# [Data shown]
———
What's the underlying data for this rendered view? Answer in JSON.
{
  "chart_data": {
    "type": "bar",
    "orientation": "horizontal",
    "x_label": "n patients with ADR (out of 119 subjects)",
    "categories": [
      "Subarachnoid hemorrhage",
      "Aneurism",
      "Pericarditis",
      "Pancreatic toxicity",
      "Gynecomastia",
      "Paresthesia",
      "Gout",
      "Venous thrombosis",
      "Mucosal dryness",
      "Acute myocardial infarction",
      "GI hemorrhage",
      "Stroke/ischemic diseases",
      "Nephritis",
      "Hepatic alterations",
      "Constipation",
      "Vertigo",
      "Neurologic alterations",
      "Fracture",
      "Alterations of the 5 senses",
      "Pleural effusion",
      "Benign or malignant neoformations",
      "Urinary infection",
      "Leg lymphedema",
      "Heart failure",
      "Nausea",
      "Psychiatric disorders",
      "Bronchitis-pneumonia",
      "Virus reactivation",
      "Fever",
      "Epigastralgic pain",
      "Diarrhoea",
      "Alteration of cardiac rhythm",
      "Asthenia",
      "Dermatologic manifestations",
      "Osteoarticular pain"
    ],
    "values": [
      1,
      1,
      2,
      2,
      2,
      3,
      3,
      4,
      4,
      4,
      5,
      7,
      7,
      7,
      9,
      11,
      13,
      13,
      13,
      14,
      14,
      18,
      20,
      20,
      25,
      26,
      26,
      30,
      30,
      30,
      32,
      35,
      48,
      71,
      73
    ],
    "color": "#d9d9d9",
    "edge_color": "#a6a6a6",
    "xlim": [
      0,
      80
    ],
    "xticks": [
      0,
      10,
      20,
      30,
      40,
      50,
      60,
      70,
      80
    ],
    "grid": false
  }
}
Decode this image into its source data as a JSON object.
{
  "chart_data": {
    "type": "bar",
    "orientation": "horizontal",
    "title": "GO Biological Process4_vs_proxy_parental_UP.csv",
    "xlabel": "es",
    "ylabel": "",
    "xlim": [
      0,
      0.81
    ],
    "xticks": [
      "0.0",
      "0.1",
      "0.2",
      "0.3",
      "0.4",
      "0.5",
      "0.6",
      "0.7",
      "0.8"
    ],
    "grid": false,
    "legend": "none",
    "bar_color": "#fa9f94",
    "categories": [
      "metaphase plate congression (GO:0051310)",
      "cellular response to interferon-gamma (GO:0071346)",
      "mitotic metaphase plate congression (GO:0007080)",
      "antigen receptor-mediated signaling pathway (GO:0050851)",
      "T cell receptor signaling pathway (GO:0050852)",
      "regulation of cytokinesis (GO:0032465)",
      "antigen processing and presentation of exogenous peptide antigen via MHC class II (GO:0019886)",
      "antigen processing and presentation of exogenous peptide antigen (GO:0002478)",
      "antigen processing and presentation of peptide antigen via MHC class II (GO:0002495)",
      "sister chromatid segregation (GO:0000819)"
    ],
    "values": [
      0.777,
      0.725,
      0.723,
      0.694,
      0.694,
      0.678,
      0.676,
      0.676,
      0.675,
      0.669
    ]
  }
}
———
# [Task statement]
What is needed is each line of the data, printed exactly.

# [Result]
What's the underlying data for this rendered view? Answer in JSON.
{
  "chart_data": {
    "type": "bar",
    "orientation": "horizontal",
    "x_label": "n patients with ADR (out of 119 subjects)",
    "categories": [
      "Subarachnoid hemorrhage",
      "Aneurism",
      "Pericarditis",
      "Pancreatic toxicity",
      "Gynecomastia",
      "Paresthesia",
      "Gout",
      "Venous thrombosis",
      "Mucosal dryness",
      "Acute myocardial infarction",
      "GI hemorrhage",
      "Stroke/ischemic diseases",
      "Nephritis",
      "Hepatic alterations",
      "Constipation",
      "Vertigo",
      "Neurologic alterations",
      "Fracture",
      "Alterations of the 5 senses",
      "Pleural effusion",
      "Benign or malignant neoformations",
      "Urinary infection",
      "Leg lymphedema",
      "Heart failure",
      "Nausea",
      "Psychiatric disorders",
      "Bronchitis-pneumonia",
      "Virus reactivation",
      "Fever",
      "Epigastralgic pain",
      "Diarrhoea",
      "Alteration of cardiac rhythm",
      "Asthenia",
      "Dermatologic manifestations",
      "Osteoarticular pain"
    ],
    "values": [
      1,
      1,
      2,
      2,
      2,
      3,
      3,
      4,
      4,
      4,
      5,
      7,
      7,
      7,
      9,
      11,
      13,
      13,
      13,
      14,
      14,
      18,
      20,
      20,
      25,
      26,
      26,
      30,
      30,
      30,
      32,
      35,
      48,
      71,
      73
    ],
    "color": "#d9d9d9",
    "edge_color": "#a6a6a6",
    "xlim": [
      0,
      80
    ],
    "xticks": [
      0,
      10,
      20,
      30,
      40,
      50,
      60,
      70,
      80
    ],
    "grid": false
  }
}
Decode this image into its source data as a JSON object.
{
  "chart_data": {
    "type": "bar",
    "orientation": "horizontal",
    "title": "GO Biological Process4_vs_proxy_parental_UP.csv",
    "xlabel": "es",
    "ylabel": "",
    "xlim": [
      0,
      0.81
    ],
    "xticks": [
      "0.0",
      "0.1",
      "0.2",
      "0.3",
      "0.4",
      "0.5",
      "0.6",
      "0.7",
      "0.8"
    ],
    "grid": false,
    "legend": "none",
    "bar_color": "#fa9f94",
    "categories": [
      "metaphase plate congression (GO:0051310)",
      "cellular response to interferon-gamma (GO:0071346)",
      "mitotic metaphase plate congression (GO:0007080)",
      "antigen receptor-mediated signaling pathway (GO:0050851)",
      "T cell receptor signaling pathway (GO:0050852)",
      "regulation of cytokinesis (GO:0032465)",
      "antigen processing and presentation of exogenous peptide antigen via MHC class II (GO:0019886)",
      "antigen processing and presentation of exogenous peptide antigen (GO:0002478)",
      "antigen processing and presentation of peptide antigen via MHC class II (GO:0002495)",
      "sister chromatid segregation (GO:0000819)"
    ],
    "values": [
      0.777,
      0.725,
      0.723,
      0.694,
      0.694,
      0.678,
      0.676,
      0.676,
      0.675,
      0.669
    ]
  }
}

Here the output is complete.